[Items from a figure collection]
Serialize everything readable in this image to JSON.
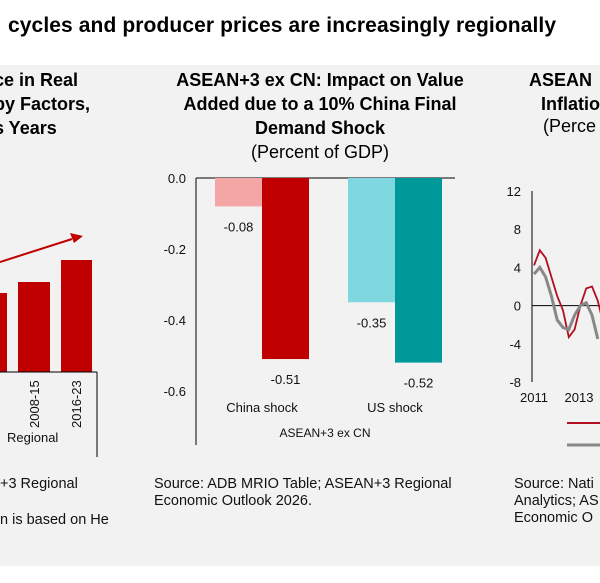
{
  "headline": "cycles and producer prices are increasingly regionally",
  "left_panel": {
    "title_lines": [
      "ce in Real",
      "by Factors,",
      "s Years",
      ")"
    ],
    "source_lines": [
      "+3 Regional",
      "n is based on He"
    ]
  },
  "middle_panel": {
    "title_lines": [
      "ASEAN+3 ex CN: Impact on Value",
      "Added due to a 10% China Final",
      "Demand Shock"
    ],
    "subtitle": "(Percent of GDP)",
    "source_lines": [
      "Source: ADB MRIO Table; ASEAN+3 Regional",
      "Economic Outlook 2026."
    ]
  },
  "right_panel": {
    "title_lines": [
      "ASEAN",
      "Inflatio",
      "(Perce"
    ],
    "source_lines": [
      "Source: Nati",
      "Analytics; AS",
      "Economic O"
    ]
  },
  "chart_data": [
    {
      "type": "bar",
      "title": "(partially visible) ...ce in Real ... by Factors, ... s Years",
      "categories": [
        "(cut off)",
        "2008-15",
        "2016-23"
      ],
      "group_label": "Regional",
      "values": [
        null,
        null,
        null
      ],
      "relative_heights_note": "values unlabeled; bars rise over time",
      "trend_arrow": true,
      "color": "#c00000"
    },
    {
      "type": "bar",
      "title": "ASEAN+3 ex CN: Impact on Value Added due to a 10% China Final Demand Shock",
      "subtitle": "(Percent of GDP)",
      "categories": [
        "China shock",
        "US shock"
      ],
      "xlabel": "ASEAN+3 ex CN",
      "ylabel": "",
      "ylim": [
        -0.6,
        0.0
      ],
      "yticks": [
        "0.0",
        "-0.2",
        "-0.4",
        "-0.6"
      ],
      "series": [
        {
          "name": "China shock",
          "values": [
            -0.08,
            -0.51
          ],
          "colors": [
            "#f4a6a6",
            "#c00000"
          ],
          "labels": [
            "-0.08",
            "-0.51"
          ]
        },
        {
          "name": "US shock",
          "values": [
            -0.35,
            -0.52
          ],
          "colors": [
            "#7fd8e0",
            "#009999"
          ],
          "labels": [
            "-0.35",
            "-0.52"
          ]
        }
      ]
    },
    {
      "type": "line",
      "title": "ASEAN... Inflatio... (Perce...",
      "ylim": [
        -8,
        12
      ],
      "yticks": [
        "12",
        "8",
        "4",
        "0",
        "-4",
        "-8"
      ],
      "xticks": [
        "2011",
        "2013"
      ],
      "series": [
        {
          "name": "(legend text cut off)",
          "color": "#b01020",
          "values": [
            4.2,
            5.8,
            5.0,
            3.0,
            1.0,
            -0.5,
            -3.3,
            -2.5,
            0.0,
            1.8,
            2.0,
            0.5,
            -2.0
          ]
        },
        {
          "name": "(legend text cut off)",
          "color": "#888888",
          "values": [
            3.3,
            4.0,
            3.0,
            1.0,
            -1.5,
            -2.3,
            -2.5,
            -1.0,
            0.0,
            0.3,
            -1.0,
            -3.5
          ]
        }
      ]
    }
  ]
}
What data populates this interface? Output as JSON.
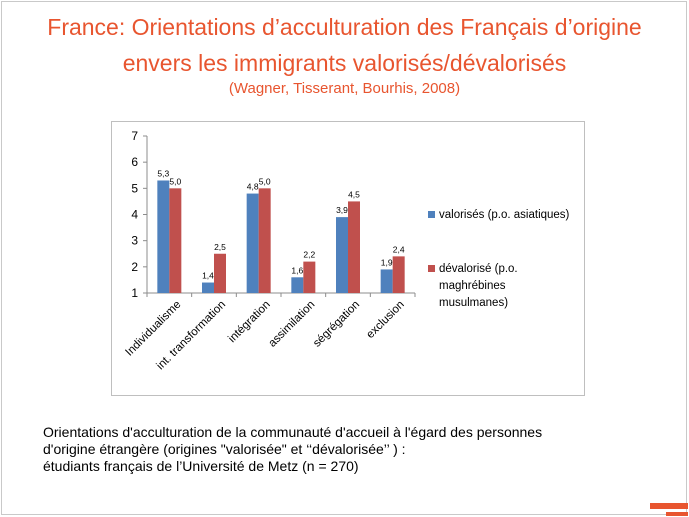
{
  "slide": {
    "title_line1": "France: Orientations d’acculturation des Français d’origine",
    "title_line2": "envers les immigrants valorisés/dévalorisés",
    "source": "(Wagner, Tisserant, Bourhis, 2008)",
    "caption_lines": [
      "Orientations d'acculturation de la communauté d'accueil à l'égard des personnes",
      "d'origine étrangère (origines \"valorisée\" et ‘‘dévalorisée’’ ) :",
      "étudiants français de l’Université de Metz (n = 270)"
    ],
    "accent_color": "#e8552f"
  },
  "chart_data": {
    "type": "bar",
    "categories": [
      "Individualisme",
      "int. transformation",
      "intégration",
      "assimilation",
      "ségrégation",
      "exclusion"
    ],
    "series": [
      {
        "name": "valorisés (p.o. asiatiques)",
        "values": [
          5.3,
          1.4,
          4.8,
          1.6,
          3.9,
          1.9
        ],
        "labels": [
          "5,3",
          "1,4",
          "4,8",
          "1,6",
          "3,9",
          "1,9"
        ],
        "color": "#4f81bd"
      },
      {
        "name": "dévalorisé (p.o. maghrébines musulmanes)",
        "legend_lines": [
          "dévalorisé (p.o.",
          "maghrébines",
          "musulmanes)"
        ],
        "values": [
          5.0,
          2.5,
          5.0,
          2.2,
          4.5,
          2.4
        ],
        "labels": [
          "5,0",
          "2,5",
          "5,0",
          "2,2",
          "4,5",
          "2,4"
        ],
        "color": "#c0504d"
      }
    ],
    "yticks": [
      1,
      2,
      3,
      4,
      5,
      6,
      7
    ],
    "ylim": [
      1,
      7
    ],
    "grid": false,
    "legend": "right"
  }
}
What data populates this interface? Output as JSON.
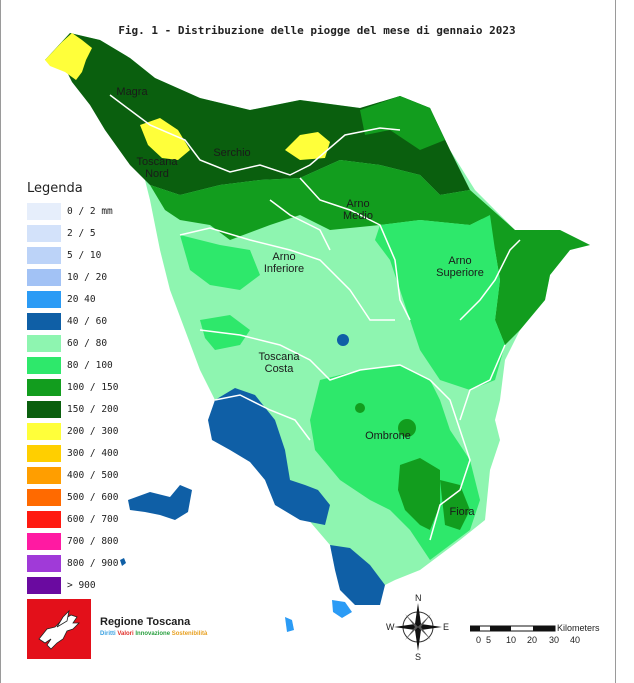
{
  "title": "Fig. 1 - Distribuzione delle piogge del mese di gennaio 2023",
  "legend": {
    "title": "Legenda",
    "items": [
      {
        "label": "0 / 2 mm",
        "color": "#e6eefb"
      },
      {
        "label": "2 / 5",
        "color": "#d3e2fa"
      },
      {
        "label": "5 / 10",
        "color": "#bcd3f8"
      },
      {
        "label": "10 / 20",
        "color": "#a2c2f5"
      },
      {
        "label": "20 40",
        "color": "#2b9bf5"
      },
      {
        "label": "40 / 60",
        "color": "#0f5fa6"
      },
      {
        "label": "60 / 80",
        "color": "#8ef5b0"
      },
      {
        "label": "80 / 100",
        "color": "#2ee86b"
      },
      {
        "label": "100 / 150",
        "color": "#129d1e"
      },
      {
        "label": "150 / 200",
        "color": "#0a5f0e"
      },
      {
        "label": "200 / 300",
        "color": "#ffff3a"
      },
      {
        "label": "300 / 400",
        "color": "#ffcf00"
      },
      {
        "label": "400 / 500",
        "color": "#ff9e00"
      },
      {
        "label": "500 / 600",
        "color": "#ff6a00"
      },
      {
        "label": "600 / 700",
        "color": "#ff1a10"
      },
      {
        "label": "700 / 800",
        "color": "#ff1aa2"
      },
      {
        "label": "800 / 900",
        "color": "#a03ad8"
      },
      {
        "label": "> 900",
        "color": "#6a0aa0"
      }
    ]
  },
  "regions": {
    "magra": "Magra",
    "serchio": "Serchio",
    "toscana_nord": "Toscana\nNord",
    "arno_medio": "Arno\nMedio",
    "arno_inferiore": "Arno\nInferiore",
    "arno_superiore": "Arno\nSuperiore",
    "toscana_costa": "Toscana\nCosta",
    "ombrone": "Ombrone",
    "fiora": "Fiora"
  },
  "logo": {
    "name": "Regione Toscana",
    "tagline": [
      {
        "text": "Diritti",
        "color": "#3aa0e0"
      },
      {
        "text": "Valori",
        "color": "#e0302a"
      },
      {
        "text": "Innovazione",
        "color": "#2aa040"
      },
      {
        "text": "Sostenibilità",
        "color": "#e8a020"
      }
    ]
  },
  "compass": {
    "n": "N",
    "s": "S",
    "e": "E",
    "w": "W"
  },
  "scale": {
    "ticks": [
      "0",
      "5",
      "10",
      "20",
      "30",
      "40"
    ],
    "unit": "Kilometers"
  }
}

* _AIM OF THE EXERCISE_
Repeat the data exactly, excluding the pictures.

* _EXERCISE ANSWER_
Serialize everything readable in this image to JSON.
{
  "headline": "cycles and producer prices are increasingly regionally",
  "left_panel": {
    "title_lines": [
      "ce in Real",
      "by Factors,",
      "s Years",
      ")"
    ],
    "source_lines": [
      "+3 Regional",
      "n is based on He"
    ]
  },
  "middle_panel": {
    "title_lines": [
      "ASEAN+3 ex CN: Impact on Value",
      "Added due to a 10% China Final",
      "Demand Shock"
    ],
    "subtitle": "(Percent of GDP)",
    "source_lines": [
      "Source: ADB MRIO Table; ASEAN+3 Regional",
      "Economic Outlook 2026."
    ]
  },
  "right_panel": {
    "title_lines": [
      "ASEAN",
      "Inflatio",
      "(Perce"
    ],
    "source_lines": [
      "Source: Nati",
      "Analytics; AS",
      "Economic O"
    ]
  },
  "chart_data": [
    {
      "type": "bar",
      "title": "(partially visible) ...ce in Real ... by Factors, ... s Years",
      "categories": [
        "(cut off)",
        "2008-15",
        "2016-23"
      ],
      "group_label": "Regional",
      "values": [
        null,
        null,
        null
      ],
      "relative_heights_note": "values unlabeled; bars rise over time",
      "trend_arrow": true,
      "color": "#c00000"
    },
    {
      "type": "bar",
      "title": "ASEAN+3 ex CN: Impact on Value Added due to a 10% China Final Demand Shock",
      "subtitle": "(Percent of GDP)",
      "categories": [
        "China shock",
        "US shock"
      ],
      "xlabel": "ASEAN+3 ex CN",
      "ylabel": "",
      "ylim": [
        -0.6,
        0.0
      ],
      "yticks": [
        "0.0",
        "-0.2",
        "-0.4",
        "-0.6"
      ],
      "series": [
        {
          "name": "China shock",
          "values": [
            -0.08,
            -0.51
          ],
          "colors": [
            "#f4a6a6",
            "#c00000"
          ],
          "labels": [
            "-0.08",
            "-0.51"
          ]
        },
        {
          "name": "US shock",
          "values": [
            -0.35,
            -0.52
          ],
          "colors": [
            "#7fd8e0",
            "#009999"
          ],
          "labels": [
            "-0.35",
            "-0.52"
          ]
        }
      ]
    },
    {
      "type": "line",
      "title": "ASEAN... Inflatio... (Perce...",
      "ylim": [
        -8,
        12
      ],
      "yticks": [
        "12",
        "8",
        "4",
        "0",
        "-4",
        "-8"
      ],
      "xticks": [
        "2011",
        "2013"
      ],
      "series": [
        {
          "name": "(legend text cut off)",
          "color": "#b01020",
          "values": [
            4.2,
            5.8,
            5.0,
            3.0,
            1.0,
            -0.5,
            -3.3,
            -2.5,
            0.0,
            1.8,
            2.0,
            0.5,
            -2.0
          ]
        },
        {
          "name": "(legend text cut off)",
          "color": "#888888",
          "values": [
            3.3,
            4.0,
            3.0,
            1.0,
            -1.5,
            -2.3,
            -2.5,
            -1.0,
            0.0,
            0.3,
            -1.0,
            -3.5
          ]
        }
      ]
    }
  ]
}
What data populates this interface? Output as JSON.
{
  "slide": {
    "title_line1": "France: Orientations d’acculturation des Français d’origine",
    "title_line2": "envers les immigrants valorisés/dévalorisés",
    "source": "(Wagner, Tisserant, Bourhis, 2008)",
    "caption_lines": [
      "Orientations d'acculturation de la communauté d'accueil à l'égard des personnes",
      "d'origine étrangère (origines \"valorisée\" et ‘‘dévalorisée’’ ) :",
      "étudiants français de l’Université de Metz (n = 270)"
    ],
    "accent_color": "#e8552f"
  },
  "chart_data": {
    "type": "bar",
    "categories": [
      "Individualisme",
      "int. transformation",
      "intégration",
      "assimilation",
      "ségrégation",
      "exclusion"
    ],
    "series": [
      {
        "name": "valorisés (p.o. asiatiques)",
        "values": [
          5.3,
          1.4,
          4.8,
          1.6,
          3.9,
          1.9
        ],
        "labels": [
          "5,3",
          "1,4",
          "4,8",
          "1,6",
          "3,9",
          "1,9"
        ],
        "color": "#4f81bd"
      },
      {
        "name": "dévalorisé (p.o. maghrébines musulmanes)",
        "legend_lines": [
          "dévalorisé (p.o.",
          "maghrébines",
          "musulmanes)"
        ],
        "values": [
          5.0,
          2.5,
          5.0,
          2.2,
          4.5,
          2.4
        ],
        "labels": [
          "5,0",
          "2,5",
          "5,0",
          "2,2",
          "4,5",
          "2,4"
        ],
        "color": "#c0504d"
      }
    ],
    "yticks": [
      1,
      2,
      3,
      4,
      5,
      6,
      7
    ],
    "ylim": [
      1,
      7
    ],
    "grid": false,
    "legend": "right"
  }
}
What data populates this interface? Output as JSON.
{
  "title": "Fig. 1 - Distribuzione delle piogge del mese di gennaio 2023",
  "legend": {
    "title": "Legenda",
    "items": [
      {
        "label": "0 / 2 mm",
        "color": "#e6eefb"
      },
      {
        "label": "2 / 5",
        "color": "#d3e2fa"
      },
      {
        "label": "5 / 10",
        "color": "#bcd3f8"
      },
      {
        "label": "10 / 20",
        "color": "#a2c2f5"
      },
      {
        "label": "20 40",
        "color": "#2b9bf5"
      },
      {
        "label": "40 / 60",
        "color": "#0f5fa6"
      },
      {
        "label": "60 / 80",
        "color": "#8ef5b0"
      },
      {
        "label": "80 / 100",
        "color": "#2ee86b"
      },
      {
        "label": "100 / 150",
        "color": "#129d1e"
      },
      {
        "label": "150 / 200",
        "color": "#0a5f0e"
      },
      {
        "label": "200 / 300",
        "color": "#ffff3a"
      },
      {
        "label": "300 / 400",
        "color": "#ffcf00"
      },
      {
        "label": "400 / 500",
        "color": "#ff9e00"
      },
      {
        "label": "500 / 600",
        "color": "#ff6a00"
      },
      {
        "label": "600 / 700",
        "color": "#ff1a10"
      },
      {
        "label": "700 / 800",
        "color": "#ff1aa2"
      },
      {
        "label": "800 / 900",
        "color": "#a03ad8"
      },
      {
        "label": "> 900",
        "color": "#6a0aa0"
      }
    ]
  },
  "regions": {
    "magra": "Magra",
    "serchio": "Serchio",
    "toscana_nord": "Toscana\nNord",
    "arno_medio": "Arno\nMedio",
    "arno_inferiore": "Arno\nInferiore",
    "arno_superiore": "Arno\nSuperiore",
    "toscana_costa": "Toscana\nCosta",
    "ombrone": "Ombrone",
    "fiora": "Fiora"
  },
  "logo": {
    "name": "Regione Toscana",
    "tagline": [
      {
        "text": "Diritti",
        "color": "#3aa0e0"
      },
      {
        "text": "Valori",
        "color": "#e0302a"
      },
      {
        "text": "Innovazione",
        "color": "#2aa040"
      },
      {
        "text": "Sostenibilità",
        "color": "#e8a020"
      }
    ]
  },
  "compass": {
    "n": "N",
    "s": "S",
    "e": "E",
    "w": "W"
  },
  "scale": {
    "ticks": [
      "0",
      "5",
      "10",
      "20",
      "30",
      "40"
    ],
    "unit": "Kilometers"
  }
}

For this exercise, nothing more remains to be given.